Your task: Scan the entries below and report only how many lines contain "syphilis".

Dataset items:
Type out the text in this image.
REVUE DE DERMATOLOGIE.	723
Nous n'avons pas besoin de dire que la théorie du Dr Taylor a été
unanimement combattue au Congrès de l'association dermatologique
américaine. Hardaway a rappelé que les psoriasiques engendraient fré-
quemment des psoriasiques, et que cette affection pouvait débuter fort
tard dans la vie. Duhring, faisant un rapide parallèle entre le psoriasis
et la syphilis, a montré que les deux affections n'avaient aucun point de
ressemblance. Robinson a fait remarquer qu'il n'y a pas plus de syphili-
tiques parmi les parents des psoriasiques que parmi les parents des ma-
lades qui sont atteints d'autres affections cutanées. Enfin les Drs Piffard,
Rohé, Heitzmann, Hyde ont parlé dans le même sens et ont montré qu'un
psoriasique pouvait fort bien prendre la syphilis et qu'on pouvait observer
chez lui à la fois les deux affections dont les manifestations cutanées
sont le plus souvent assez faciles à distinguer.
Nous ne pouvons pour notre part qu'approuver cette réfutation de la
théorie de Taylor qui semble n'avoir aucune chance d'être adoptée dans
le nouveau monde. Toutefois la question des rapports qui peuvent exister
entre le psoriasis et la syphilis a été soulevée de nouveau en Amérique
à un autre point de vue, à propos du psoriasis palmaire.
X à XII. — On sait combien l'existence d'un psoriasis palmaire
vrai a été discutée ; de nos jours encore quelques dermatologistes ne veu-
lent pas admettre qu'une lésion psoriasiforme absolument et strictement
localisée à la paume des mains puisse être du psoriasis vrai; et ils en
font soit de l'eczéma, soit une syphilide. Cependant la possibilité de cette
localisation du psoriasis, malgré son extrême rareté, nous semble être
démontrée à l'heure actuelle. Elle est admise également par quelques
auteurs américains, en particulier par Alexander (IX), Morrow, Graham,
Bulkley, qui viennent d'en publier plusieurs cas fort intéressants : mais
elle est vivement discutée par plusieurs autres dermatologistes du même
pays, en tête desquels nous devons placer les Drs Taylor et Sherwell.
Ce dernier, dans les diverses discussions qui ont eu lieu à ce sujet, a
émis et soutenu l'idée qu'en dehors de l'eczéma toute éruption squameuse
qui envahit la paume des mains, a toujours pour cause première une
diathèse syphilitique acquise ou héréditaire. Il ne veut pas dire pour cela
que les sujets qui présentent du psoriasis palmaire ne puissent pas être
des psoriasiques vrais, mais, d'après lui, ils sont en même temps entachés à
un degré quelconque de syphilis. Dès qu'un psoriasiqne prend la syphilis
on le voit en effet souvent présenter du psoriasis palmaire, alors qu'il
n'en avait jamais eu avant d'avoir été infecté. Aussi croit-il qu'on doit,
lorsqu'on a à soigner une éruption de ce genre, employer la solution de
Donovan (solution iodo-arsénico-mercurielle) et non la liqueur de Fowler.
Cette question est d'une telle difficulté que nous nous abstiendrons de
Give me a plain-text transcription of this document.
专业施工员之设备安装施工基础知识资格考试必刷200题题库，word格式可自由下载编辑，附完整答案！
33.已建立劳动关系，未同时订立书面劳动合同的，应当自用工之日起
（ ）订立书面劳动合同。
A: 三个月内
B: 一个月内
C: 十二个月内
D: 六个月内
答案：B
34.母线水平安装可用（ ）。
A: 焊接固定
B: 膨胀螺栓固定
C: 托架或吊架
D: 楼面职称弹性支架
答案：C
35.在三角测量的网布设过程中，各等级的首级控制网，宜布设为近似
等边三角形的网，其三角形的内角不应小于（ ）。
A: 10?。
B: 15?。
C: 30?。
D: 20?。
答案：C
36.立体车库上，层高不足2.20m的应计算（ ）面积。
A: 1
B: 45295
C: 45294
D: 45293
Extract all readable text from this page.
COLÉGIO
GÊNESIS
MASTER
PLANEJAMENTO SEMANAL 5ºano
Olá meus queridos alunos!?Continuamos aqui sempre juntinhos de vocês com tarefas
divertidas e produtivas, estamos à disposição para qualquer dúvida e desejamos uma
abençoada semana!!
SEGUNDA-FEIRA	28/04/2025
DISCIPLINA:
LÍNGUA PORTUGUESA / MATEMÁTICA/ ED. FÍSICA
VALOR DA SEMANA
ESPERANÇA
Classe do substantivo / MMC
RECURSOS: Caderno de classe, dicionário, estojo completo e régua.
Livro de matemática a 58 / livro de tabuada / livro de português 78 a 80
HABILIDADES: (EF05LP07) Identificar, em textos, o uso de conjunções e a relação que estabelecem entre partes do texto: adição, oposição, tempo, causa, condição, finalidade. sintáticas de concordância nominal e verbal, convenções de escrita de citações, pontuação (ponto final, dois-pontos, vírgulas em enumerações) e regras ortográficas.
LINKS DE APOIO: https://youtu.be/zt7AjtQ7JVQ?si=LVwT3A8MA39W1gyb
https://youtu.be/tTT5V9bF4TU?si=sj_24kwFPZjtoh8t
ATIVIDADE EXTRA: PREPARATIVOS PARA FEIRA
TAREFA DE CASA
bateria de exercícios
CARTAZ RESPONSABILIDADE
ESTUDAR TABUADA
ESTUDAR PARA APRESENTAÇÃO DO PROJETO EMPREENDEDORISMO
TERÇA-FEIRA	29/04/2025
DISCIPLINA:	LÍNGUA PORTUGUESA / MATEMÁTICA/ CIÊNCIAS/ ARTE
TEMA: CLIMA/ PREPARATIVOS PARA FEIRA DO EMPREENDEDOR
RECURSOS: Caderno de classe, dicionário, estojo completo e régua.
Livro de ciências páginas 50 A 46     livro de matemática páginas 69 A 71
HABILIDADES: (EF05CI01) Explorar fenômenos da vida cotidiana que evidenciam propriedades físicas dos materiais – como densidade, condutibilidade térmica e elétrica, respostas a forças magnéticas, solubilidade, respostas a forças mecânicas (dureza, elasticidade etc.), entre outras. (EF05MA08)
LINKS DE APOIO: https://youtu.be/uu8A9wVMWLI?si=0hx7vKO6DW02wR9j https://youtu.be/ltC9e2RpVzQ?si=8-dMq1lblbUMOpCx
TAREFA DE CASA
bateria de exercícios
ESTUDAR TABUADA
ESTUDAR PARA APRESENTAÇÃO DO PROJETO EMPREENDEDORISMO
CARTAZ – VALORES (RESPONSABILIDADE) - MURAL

Result: 4